**Stated exercise**
Transcribe every entry below word for word, but skip the pictures.

**Records for this task**
################
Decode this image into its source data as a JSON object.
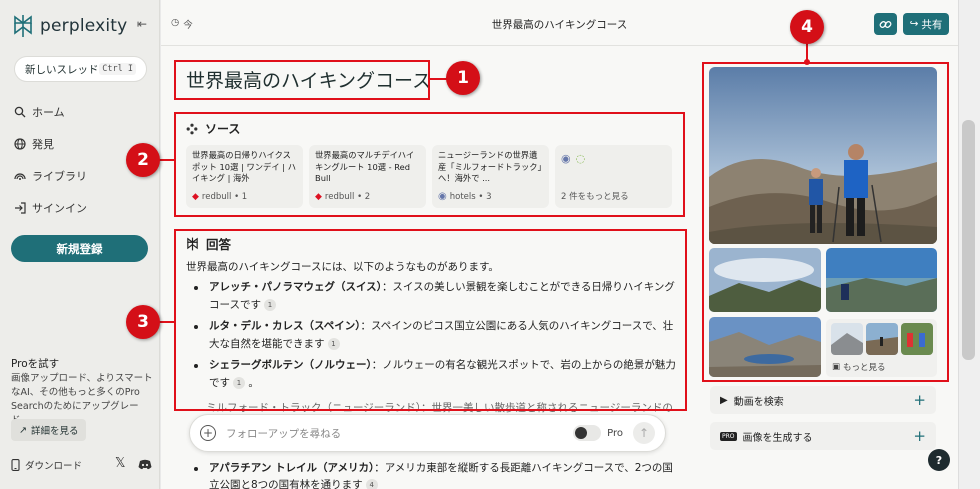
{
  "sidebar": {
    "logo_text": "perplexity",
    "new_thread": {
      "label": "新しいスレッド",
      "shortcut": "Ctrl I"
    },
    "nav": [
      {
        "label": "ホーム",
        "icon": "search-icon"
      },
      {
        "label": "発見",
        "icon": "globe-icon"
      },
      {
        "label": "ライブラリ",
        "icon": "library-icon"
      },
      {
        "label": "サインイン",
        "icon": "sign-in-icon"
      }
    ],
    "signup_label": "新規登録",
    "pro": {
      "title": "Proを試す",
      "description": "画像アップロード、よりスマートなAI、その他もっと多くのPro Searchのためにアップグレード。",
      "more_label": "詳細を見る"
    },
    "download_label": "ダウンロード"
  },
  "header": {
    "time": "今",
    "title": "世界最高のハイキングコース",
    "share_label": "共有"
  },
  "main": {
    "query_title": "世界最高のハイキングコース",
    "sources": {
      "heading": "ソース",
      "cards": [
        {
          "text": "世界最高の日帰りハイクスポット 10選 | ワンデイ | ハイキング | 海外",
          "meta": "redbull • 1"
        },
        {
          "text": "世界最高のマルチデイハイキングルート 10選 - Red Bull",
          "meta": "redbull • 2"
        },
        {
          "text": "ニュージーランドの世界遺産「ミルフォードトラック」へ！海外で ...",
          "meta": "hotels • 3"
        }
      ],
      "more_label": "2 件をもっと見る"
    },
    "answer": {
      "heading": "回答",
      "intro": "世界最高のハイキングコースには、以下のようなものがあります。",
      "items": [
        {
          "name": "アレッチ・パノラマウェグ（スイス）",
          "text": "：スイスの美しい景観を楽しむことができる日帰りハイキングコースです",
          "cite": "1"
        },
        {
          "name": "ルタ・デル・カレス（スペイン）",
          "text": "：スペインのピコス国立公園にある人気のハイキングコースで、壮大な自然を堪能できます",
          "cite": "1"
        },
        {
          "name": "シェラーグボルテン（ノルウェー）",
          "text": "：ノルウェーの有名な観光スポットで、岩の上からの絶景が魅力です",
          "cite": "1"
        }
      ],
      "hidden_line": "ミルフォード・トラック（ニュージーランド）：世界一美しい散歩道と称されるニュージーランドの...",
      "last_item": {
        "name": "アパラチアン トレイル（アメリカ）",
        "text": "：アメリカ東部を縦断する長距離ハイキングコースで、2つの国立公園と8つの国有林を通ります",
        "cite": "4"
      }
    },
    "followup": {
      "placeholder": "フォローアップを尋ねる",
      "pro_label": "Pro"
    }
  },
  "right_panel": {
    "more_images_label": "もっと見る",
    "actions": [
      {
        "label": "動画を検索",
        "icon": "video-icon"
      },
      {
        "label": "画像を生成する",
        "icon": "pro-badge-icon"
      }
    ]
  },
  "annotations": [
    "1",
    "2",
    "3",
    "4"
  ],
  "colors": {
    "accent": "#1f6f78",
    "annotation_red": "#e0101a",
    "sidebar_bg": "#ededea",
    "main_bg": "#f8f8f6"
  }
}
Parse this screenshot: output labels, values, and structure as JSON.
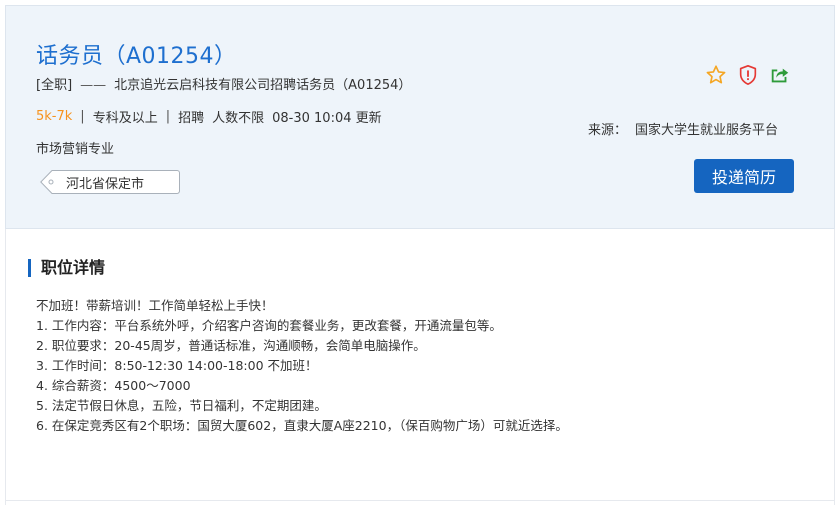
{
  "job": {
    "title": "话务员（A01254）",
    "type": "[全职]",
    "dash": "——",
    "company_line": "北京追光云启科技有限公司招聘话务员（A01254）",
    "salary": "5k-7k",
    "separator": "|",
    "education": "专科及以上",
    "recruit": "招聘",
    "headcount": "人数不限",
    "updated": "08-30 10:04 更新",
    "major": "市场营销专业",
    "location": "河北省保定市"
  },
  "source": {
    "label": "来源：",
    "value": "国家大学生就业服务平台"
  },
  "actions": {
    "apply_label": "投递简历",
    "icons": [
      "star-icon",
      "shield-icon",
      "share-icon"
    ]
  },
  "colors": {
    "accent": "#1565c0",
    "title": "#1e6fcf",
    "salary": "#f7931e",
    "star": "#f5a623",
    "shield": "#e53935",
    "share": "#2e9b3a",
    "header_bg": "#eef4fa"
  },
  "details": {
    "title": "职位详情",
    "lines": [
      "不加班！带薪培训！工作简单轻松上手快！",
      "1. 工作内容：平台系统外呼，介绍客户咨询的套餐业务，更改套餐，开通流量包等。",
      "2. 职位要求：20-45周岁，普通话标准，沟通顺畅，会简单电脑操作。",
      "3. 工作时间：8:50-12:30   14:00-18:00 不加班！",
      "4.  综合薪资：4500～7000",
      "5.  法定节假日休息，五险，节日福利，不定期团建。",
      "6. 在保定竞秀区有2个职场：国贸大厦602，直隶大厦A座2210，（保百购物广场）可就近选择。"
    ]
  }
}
################
**Output for this task**
Decode this image into its source data as a JSON object.
{
  "sidebar": {
    "logo_text": "perplexity",
    "new_thread": {
      "label": "新しいスレッド",
      "shortcut": "Ctrl I"
    },
    "nav": [
      {
        "label": "ホーム",
        "icon": "search-icon"
      },
      {
        "label": "発見",
        "icon": "globe-icon"
      },
      {
        "label": "ライブラリ",
        "icon": "library-icon"
      },
      {
        "label": "サインイン",
        "icon": "sign-in-icon"
      }
    ],
    "signup_label": "新規登録",
    "pro": {
      "title": "Proを試す",
      "description": "画像アップロード、よりスマートなAI、その他もっと多くのPro Searchのためにアップグレード。",
      "more_label": "詳細を見る"
    },
    "download_label": "ダウンロード"
  },
  "header": {
    "time": "今",
    "title": "世界最高のハイキングコース",
    "share_label": "共有"
  },
  "main": {
    "query_title": "世界最高のハイキングコース",
    "sources": {
      "heading": "ソース",
      "cards": [
        {
          "text": "世界最高の日帰りハイクスポット 10選 | ワンデイ | ハイキング | 海外",
          "meta": "redbull • 1"
        },
        {
          "text": "世界最高のマルチデイハイキングルート 10選 - Red Bull",
          "meta": "redbull • 2"
        },
        {
          "text": "ニュージーランドの世界遺産「ミルフォードトラック」へ！海外で ...",
          "meta": "hotels • 3"
        }
      ],
      "more_label": "2 件をもっと見る"
    },
    "answer": {
      "heading": "回答",
      "intro": "世界最高のハイキングコースには、以下のようなものがあります。",
      "items": [
        {
          "name": "アレッチ・パノラマウェグ（スイス）",
          "text": "：スイスの美しい景観を楽しむことができる日帰りハイキングコースです",
          "cite": "1"
        },
        {
          "name": "ルタ・デル・カレス（スペイン）",
          "text": "：スペインのピコス国立公園にある人気のハイキングコースで、壮大な自然を堪能できます",
          "cite": "1"
        },
        {
          "name": "シェラーグボルテン（ノルウェー）",
          "text": "：ノルウェーの有名な観光スポットで、岩の上からの絶景が魅力です",
          "cite": "1"
        }
      ],
      "hidden_line": "ミルフォード・トラック（ニュージーランド）：世界一美しい散歩道と称されるニュージーランドの...",
      "last_item": {
        "name": "アパラチアン トレイル（アメリカ）",
        "text": "：アメリカ東部を縦断する長距離ハイキングコースで、2つの国立公園と8つの国有林を通ります",
        "cite": "4"
      }
    },
    "followup": {
      "placeholder": "フォローアップを尋ねる",
      "pro_label": "Pro"
    }
  },
  "right_panel": {
    "more_images_label": "もっと見る",
    "actions": [
      {
        "label": "動画を検索",
        "icon": "video-icon"
      },
      {
        "label": "画像を生成する",
        "icon": "pro-badge-icon"
      }
    ]
  },
  "annotations": [
    "1",
    "2",
    "3",
    "4"
  ],
  "colors": {
    "accent": "#1f6f78",
    "annotation_red": "#e0101a",
    "sidebar_bg": "#ededea",
    "main_bg": "#f8f8f6"
  }
}
Parse this screenshot: output labels, values, and structure as JSON.
{
  "job": {
    "title": "话务员（A01254）",
    "type": "[全职]",
    "dash": "——",
    "company_line": "北京追光云启科技有限公司招聘话务员（A01254）",
    "salary": "5k-7k",
    "separator": "|",
    "education": "专科及以上",
    "recruit": "招聘",
    "headcount": "人数不限",
    "updated": "08-30 10:04 更新",
    "major": "市场营销专业",
    "location": "河北省保定市"
  },
  "source": {
    "label": "来源：",
    "value": "国家大学生就业服务平台"
  },
  "actions": {
    "apply_label": "投递简历",
    "icons": [
      "star-icon",
      "shield-icon",
      "share-icon"
    ]
  },
  "colors": {
    "accent": "#1565c0",
    "title": "#1e6fcf",
    "salary": "#f7931e",
    "star": "#f5a623",
    "shield": "#e53935",
    "share": "#2e9b3a",
    "header_bg": "#eef4fa"
  },
  "details": {
    "title": "职位详情",
    "lines": [
      "不加班！带薪培训！工作简单轻松上手快！",
      "1. 工作内容：平台系统外呼，介绍客户咨询的套餐业务，更改套餐，开通流量包等。",
      "2. 职位要求：20-45周岁，普通话标准，沟通顺畅，会简单电脑操作。",
      "3. 工作时间：8:50-12:30   14:00-18:00 不加班！",
      "4.  综合薪资：4500～7000",
      "5.  法定节假日休息，五险，节日福利，不定期团建。",
      "6. 在保定竞秀区有2个职场：国贸大厦602，直隶大厦A座2210，（保百购物广场）可就近选择。"
    ]
  }
}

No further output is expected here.